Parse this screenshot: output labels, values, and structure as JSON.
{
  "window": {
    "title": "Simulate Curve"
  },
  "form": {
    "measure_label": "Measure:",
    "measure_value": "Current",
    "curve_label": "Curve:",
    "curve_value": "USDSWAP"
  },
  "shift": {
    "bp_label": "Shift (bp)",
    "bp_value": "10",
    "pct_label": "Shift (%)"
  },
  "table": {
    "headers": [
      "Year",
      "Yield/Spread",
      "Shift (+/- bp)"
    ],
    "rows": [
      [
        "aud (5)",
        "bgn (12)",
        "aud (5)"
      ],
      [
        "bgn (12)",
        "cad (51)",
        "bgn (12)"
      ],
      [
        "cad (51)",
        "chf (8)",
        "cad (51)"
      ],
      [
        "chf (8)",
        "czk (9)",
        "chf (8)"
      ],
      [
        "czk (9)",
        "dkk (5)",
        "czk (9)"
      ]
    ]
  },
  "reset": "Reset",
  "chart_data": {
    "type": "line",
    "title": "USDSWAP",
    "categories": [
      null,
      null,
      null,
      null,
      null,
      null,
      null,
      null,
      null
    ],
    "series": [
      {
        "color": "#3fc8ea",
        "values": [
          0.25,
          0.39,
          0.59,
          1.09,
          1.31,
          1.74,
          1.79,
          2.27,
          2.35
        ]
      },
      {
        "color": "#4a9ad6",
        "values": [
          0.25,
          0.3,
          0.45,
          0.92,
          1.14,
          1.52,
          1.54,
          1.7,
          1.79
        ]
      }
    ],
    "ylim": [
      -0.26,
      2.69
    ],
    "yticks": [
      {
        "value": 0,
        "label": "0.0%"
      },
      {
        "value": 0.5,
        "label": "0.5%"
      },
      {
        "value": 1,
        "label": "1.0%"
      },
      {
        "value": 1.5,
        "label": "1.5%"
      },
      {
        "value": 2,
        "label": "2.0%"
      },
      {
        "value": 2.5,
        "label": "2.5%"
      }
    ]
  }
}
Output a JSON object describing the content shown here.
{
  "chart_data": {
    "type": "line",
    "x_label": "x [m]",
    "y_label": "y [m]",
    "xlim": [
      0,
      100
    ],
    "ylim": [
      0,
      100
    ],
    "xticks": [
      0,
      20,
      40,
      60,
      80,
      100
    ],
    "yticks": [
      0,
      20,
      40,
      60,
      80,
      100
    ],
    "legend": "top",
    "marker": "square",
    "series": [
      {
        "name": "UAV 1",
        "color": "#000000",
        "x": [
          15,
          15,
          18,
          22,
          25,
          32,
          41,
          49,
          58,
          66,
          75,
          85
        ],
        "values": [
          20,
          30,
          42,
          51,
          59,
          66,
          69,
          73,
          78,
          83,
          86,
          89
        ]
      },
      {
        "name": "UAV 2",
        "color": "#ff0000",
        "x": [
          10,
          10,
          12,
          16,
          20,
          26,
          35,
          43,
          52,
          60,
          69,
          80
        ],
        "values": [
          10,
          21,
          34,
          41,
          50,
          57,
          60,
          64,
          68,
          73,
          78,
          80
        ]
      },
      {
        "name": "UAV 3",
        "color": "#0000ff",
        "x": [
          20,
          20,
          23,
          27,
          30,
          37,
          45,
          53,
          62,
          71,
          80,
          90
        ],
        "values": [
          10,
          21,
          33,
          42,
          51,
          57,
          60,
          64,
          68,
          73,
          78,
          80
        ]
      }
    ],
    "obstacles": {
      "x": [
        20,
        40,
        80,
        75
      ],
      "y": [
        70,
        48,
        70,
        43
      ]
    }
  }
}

• [Directions for this task]
Write out every record shown above, word for word.

• [Solution to this problem]
Parse this screenshot: output labels, values, and structure as JSON.
{
  "window": {
    "title": "Simulate Curve"
  },
  "form": {
    "measure_label": "Measure:",
    "measure_value": "Current",
    "curve_label": "Curve:",
    "curve_value": "USDSWAP"
  },
  "shift": {
    "bp_label": "Shift (bp)",
    "bp_value": "10",
    "pct_label": "Shift (%)"
  },
  "table": {
    "headers": [
      "Year",
      "Yield/Spread",
      "Shift (+/- bp)"
    ],
    "rows": [
      [
        "aud (5)",
        "bgn (12)",
        "aud (5)"
      ],
      [
        "bgn (12)",
        "cad (51)",
        "bgn (12)"
      ],
      [
        "cad (51)",
        "chf (8)",
        "cad (51)"
      ],
      [
        "chf (8)",
        "czk (9)",
        "chf (8)"
      ],
      [
        "czk (9)",
        "dkk (5)",
        "czk (9)"
      ]
    ]
  },
  "reset": "Reset",
  "chart_data": {
    "type": "line",
    "title": "USDSWAP",
    "categories": [
      null,
      null,
      null,
      null,
      null,
      null,
      null,
      null,
      null
    ],
    "series": [
      {
        "color": "#3fc8ea",
        "values": [
          0.25,
          0.39,
          0.59,
          1.09,
          1.31,
          1.74,
          1.79,
          2.27,
          2.35
        ]
      },
      {
        "color": "#4a9ad6",
        "values": [
          0.25,
          0.3,
          0.45,
          0.92,
          1.14,
          1.52,
          1.54,
          1.7,
          1.79
        ]
      }
    ],
    "ylim": [
      -0.26,
      2.69
    ],
    "yticks": [
      {
        "value": 0,
        "label": "0.0%"
      },
      {
        "value": 0.5,
        "label": "0.5%"
      },
      {
        "value": 1,
        "label": "1.0%"
      },
      {
        "value": 1.5,
        "label": "1.5%"
      },
      {
        "value": 2,
        "label": "2.0%"
      },
      {
        "value": 2.5,
        "label": "2.5%"
      }
    ]
  }
}
Output a JSON object describing the content shown here.
{
  "chart_data": {
    "type": "line",
    "x_label": "x [m]",
    "y_label": "y [m]",
    "xlim": [
      0,
      100
    ],
    "ylim": [
      0,
      100
    ],
    "xticks": [
      0,
      20,
      40,
      60,
      80,
      100
    ],
    "yticks": [
      0,
      20,
      40,
      60,
      80,
      100
    ],
    "legend": "top",
    "marker": "square",
    "series": [
      {
        "name": "UAV 1",
        "color": "#000000",
        "x": [
          15,
          15,
          18,
          22,
          25,
          32,
          41,
          49,
          58,
          66,
          75,
          85
        ],
        "values": [
          20,
          30,
          42,
          51,
          59,
          66,
          69,
          73,
          78,
          83,
          86,
          89
        ]
      },
      {
        "name": "UAV 2",
        "color": "#ff0000",
        "x": [
          10,
          10,
          12,
          16,
          20,
          26,
          35,
          43,
          52,
          60,
          69,
          80
        ],
        "values": [
          10,
          21,
          34,
          41,
          50,
          57,
          60,
          64,
          68,
          73,
          78,
          80
        ]
      },
      {
        "name": "UAV 3",
        "color": "#0000ff",
        "x": [
          20,
          20,
          23,
          27,
          30,
          37,
          45,
          53,
          62,
          71,
          80,
          90
        ],
        "values": [
          10,
          21,
          33,
          42,
          51,
          57,
          60,
          64,
          68,
          73,
          78,
          80
        ]
      }
    ],
    "obstacles": {
      "x": [
        20,
        40,
        80,
        75
      ],
      "y": [
        70,
        48,
        70,
        43
      ]
    }
  }
}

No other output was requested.